#### Task inputs:
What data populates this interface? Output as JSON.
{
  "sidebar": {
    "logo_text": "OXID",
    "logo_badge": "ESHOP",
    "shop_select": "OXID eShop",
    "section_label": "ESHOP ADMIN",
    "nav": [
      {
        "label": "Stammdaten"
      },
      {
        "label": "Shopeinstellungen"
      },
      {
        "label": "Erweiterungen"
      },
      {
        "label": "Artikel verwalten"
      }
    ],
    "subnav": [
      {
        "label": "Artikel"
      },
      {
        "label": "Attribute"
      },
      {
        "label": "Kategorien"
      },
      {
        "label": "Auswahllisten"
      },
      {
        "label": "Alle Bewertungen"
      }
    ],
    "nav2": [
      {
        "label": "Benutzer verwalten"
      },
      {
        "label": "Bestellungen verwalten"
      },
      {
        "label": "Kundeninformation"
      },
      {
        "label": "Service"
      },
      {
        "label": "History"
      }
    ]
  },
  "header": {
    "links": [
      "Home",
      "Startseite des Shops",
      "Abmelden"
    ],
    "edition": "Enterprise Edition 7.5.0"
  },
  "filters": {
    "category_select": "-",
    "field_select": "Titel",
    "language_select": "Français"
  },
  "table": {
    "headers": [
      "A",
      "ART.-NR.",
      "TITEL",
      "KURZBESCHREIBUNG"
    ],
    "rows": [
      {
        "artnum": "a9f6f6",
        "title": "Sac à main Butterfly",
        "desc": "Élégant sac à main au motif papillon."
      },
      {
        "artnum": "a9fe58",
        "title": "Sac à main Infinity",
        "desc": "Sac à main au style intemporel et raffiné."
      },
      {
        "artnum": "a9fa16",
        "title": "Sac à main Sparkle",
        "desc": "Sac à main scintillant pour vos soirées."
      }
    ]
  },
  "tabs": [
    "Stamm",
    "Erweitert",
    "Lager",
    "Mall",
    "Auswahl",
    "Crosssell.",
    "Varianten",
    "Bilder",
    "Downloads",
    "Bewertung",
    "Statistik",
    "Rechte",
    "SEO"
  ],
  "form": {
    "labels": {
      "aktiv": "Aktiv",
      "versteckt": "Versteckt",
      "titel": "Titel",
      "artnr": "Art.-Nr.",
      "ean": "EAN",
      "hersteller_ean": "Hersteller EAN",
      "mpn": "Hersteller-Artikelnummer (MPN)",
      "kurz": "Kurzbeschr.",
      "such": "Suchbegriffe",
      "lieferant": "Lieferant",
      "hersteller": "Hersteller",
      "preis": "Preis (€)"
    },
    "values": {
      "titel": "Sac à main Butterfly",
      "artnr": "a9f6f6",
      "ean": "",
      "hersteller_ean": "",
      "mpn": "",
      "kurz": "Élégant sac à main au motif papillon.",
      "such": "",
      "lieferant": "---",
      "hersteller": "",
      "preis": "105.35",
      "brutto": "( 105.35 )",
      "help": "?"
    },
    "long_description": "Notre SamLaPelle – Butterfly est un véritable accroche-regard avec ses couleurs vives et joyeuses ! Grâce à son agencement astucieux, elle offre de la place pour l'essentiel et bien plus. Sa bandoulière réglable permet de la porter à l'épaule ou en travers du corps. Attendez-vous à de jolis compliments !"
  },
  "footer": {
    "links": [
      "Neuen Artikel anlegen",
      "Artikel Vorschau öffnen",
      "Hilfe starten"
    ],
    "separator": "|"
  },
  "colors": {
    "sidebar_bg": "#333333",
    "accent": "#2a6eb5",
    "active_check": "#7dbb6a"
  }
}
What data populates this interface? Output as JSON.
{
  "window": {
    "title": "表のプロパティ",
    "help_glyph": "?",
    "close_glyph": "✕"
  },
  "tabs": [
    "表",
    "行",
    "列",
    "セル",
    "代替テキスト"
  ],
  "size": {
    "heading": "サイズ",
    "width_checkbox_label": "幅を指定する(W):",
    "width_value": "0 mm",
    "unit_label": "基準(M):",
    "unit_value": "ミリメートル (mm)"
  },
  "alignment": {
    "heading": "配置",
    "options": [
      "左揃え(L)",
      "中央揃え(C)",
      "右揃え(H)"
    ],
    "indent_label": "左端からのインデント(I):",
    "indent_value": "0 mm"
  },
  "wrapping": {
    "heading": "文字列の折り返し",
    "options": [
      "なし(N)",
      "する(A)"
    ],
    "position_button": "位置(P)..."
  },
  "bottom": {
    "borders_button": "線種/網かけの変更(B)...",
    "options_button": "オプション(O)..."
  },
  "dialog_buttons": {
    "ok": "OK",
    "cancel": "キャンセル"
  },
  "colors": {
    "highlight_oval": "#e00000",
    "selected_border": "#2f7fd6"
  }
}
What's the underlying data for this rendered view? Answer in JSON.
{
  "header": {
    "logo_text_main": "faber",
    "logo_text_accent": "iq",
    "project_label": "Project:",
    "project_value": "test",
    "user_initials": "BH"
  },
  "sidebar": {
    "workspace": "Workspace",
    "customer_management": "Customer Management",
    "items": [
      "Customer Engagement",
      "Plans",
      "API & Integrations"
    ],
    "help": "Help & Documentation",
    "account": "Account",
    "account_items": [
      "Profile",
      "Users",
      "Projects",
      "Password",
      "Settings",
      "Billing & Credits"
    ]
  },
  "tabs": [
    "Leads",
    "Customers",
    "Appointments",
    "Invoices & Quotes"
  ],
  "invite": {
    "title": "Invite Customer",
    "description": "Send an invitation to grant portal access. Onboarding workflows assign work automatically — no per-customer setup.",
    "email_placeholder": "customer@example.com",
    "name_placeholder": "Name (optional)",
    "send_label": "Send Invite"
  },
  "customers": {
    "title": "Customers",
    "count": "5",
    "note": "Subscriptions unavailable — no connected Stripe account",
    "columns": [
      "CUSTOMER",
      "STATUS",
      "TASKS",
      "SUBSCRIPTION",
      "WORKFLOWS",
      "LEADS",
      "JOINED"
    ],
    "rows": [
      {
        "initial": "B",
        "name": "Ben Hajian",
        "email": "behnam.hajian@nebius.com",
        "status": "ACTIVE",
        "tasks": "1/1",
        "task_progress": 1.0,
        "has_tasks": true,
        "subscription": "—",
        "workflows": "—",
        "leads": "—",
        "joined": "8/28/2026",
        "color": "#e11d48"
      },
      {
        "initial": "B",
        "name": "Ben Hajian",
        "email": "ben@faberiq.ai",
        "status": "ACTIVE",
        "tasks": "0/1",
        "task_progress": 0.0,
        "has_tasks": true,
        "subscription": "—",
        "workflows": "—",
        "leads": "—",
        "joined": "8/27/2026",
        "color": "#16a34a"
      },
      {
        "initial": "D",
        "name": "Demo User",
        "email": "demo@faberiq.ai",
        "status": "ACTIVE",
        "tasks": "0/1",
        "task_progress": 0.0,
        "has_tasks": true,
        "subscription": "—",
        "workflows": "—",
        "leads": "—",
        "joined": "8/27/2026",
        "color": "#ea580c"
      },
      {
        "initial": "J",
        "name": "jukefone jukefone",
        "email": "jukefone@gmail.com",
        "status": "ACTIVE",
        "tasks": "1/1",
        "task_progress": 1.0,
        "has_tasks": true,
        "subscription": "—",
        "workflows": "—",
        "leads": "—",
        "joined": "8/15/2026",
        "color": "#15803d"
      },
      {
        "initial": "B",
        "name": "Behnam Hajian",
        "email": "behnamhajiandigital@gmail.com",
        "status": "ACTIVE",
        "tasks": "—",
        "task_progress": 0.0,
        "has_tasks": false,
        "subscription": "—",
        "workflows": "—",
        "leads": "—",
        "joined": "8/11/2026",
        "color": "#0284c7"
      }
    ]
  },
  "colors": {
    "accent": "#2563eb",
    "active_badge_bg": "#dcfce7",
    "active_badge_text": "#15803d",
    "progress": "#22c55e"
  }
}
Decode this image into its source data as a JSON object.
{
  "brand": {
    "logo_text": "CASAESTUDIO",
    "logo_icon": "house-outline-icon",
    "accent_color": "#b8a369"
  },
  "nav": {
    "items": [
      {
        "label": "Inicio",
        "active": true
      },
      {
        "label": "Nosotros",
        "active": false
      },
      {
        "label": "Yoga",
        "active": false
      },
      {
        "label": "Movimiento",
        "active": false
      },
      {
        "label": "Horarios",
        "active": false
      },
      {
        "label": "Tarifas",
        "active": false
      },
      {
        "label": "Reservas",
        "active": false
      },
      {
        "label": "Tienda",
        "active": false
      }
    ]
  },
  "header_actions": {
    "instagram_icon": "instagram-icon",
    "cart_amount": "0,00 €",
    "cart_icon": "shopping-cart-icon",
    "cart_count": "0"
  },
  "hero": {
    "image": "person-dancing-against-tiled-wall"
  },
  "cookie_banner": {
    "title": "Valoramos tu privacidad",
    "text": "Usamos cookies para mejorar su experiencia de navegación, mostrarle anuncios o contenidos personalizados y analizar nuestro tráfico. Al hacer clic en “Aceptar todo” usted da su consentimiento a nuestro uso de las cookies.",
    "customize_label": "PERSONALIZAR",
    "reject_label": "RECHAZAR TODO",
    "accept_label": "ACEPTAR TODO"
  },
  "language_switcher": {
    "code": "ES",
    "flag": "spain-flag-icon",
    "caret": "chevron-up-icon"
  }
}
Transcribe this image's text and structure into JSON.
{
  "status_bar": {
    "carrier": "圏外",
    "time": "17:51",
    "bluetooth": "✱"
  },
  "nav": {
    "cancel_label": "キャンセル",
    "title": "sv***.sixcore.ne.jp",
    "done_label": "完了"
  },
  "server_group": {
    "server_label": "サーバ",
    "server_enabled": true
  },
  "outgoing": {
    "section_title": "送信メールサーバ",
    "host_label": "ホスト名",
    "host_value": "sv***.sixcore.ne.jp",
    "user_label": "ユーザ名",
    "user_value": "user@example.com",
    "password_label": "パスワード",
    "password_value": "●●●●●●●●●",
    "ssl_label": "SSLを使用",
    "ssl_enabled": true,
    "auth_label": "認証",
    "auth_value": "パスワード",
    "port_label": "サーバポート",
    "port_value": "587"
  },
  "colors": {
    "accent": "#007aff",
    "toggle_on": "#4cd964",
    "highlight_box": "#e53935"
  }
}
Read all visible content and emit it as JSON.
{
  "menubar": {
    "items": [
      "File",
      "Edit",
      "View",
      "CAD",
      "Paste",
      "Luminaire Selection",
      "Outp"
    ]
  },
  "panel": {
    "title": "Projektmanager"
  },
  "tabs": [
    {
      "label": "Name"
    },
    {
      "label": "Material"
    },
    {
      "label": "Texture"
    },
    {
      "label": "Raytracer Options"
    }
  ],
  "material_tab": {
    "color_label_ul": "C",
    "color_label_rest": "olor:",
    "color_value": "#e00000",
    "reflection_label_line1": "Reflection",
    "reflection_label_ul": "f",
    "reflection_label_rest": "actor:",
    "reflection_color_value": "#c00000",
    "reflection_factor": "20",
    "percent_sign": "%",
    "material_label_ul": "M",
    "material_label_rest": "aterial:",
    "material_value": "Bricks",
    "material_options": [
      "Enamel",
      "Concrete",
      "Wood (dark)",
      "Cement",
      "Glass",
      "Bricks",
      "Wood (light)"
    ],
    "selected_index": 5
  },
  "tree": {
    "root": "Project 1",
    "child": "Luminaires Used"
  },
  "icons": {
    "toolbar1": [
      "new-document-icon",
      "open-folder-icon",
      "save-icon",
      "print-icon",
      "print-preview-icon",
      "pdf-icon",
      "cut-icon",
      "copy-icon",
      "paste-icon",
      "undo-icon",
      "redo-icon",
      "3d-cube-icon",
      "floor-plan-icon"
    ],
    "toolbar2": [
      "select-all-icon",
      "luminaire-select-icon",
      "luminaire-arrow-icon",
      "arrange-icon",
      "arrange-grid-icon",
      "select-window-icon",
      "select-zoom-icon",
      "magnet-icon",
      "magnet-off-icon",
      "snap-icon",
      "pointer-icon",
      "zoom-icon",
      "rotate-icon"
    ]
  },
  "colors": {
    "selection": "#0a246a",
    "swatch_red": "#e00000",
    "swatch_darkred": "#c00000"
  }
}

#### Aim of the exercise:
Lines that hold "OXID" are the ones to copy; find all of them.

#### Output for this exercise:
    "logo_text": "OXID",
    "shop_select": "OXID eShop",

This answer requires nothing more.